**WHAT IS REQUIRED:** Find the word "Host" in the records below. List each line containing it.

Stored data:
■ ■ ■ ■ ■ ■ ■

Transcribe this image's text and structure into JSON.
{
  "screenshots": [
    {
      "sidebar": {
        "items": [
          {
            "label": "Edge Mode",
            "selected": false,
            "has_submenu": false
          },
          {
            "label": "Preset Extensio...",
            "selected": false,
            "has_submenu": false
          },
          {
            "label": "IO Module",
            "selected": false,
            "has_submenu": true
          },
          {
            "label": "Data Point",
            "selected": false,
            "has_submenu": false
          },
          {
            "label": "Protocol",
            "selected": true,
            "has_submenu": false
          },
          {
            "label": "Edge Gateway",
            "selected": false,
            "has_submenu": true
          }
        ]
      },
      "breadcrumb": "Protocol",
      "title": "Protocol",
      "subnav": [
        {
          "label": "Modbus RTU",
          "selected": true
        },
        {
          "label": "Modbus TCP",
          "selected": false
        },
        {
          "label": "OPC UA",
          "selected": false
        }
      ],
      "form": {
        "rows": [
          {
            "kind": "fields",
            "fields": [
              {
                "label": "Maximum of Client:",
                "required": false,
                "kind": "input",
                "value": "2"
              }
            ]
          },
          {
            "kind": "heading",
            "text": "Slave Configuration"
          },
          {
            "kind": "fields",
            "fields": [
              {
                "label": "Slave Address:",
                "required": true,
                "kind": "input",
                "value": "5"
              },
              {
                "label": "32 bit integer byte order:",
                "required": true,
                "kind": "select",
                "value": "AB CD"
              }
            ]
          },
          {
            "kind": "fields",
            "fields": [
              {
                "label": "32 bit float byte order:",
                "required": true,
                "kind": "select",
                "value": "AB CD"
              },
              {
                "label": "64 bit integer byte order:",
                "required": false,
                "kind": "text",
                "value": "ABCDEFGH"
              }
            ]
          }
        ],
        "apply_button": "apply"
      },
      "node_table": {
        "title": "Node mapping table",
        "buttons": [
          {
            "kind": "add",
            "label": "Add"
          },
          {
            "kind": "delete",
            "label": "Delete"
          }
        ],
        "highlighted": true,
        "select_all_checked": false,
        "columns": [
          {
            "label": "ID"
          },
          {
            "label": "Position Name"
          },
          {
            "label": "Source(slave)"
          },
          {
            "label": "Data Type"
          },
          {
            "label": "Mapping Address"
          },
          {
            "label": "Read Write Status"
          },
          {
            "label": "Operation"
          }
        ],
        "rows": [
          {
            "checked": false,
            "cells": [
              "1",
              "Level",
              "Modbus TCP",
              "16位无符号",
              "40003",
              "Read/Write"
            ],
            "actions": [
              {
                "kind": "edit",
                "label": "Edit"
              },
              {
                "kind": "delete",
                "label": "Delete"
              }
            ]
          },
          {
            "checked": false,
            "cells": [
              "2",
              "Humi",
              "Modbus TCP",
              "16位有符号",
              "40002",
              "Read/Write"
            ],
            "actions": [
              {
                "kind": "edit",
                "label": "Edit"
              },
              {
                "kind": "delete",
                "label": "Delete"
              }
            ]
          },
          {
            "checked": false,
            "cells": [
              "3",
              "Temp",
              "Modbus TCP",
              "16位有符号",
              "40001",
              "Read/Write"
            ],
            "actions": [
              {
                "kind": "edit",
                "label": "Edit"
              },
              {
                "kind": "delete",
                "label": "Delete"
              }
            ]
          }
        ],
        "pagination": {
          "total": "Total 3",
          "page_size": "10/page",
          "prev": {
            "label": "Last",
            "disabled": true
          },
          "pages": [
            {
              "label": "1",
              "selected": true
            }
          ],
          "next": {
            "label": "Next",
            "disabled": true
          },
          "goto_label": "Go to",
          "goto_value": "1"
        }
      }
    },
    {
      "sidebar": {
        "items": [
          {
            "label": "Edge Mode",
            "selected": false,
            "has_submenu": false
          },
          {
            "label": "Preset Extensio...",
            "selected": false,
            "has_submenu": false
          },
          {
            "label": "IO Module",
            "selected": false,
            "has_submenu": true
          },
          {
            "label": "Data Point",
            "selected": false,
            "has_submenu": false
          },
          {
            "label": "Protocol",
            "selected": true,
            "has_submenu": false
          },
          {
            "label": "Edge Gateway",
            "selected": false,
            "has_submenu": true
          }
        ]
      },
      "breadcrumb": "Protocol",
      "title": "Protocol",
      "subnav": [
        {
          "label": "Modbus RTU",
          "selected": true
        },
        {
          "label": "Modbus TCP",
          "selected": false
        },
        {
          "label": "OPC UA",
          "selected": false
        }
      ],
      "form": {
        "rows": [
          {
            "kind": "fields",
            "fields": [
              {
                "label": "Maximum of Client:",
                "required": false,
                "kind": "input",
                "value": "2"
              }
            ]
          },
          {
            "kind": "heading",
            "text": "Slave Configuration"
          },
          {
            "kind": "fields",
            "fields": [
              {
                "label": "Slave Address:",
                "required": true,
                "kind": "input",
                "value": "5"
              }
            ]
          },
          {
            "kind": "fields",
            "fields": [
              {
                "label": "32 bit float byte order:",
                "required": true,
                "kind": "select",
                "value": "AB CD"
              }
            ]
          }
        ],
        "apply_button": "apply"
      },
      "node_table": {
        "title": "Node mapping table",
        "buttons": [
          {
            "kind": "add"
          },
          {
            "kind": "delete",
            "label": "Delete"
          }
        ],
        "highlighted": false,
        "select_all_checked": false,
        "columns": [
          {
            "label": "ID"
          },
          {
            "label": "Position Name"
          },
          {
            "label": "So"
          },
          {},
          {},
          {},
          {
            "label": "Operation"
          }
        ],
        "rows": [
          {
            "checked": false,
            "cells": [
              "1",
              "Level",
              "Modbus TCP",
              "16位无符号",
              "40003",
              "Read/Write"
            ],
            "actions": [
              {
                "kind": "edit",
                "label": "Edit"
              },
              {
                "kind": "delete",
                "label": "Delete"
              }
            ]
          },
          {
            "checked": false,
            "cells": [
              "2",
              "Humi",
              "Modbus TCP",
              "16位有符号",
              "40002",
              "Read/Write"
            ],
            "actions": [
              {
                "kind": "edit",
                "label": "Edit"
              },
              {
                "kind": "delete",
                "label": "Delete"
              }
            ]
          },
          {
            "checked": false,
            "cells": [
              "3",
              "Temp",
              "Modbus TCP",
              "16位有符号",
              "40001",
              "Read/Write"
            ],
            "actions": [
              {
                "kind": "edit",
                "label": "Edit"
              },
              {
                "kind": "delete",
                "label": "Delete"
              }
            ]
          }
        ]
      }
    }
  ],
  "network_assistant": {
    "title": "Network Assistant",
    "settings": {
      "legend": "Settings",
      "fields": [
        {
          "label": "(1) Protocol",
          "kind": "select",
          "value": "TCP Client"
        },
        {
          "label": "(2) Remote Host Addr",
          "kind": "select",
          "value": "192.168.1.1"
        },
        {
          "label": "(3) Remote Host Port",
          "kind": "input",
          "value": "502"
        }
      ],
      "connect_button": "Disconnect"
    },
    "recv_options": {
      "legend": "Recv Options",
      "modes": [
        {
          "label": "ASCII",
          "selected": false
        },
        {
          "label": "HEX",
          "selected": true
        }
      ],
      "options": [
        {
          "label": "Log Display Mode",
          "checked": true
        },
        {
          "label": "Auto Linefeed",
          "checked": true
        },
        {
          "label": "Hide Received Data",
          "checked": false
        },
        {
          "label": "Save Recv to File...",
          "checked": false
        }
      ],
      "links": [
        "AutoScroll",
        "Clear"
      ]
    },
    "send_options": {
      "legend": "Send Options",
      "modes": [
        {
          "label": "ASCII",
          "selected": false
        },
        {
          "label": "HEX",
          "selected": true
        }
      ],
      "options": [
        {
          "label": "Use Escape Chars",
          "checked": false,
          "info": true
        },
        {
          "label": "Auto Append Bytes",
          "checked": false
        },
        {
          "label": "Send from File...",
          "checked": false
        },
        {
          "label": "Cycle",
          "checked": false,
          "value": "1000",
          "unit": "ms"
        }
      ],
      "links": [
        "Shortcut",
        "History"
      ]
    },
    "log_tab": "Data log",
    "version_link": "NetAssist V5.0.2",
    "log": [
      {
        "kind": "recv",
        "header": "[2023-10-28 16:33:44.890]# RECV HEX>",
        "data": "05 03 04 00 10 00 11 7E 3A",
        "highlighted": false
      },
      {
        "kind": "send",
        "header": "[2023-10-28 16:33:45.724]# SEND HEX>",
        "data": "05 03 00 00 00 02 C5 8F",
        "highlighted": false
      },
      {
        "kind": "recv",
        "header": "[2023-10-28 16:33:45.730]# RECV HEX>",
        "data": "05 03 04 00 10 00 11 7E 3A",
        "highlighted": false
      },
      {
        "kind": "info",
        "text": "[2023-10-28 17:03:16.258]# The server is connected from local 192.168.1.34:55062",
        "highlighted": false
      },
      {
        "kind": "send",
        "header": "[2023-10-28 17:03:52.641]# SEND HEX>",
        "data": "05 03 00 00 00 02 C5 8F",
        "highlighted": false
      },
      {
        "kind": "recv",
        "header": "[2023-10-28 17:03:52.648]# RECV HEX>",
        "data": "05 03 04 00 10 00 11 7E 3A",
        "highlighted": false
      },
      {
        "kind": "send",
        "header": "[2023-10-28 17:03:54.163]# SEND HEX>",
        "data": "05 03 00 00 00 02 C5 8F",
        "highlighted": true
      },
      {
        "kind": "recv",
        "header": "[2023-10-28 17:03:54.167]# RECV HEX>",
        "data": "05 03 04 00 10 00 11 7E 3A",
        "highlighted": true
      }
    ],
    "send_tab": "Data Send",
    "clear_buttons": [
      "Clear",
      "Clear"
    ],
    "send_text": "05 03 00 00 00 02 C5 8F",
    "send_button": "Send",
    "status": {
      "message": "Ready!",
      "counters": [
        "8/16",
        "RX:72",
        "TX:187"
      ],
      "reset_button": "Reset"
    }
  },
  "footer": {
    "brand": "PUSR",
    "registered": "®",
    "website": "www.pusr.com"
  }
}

■ ■ ■ ■ ■ ■ ■

**OUTPUT FOR THIS EXERCISE:**
          "label": "(2) Remote Host Addr",
          "label": "(3) Remote Host Port",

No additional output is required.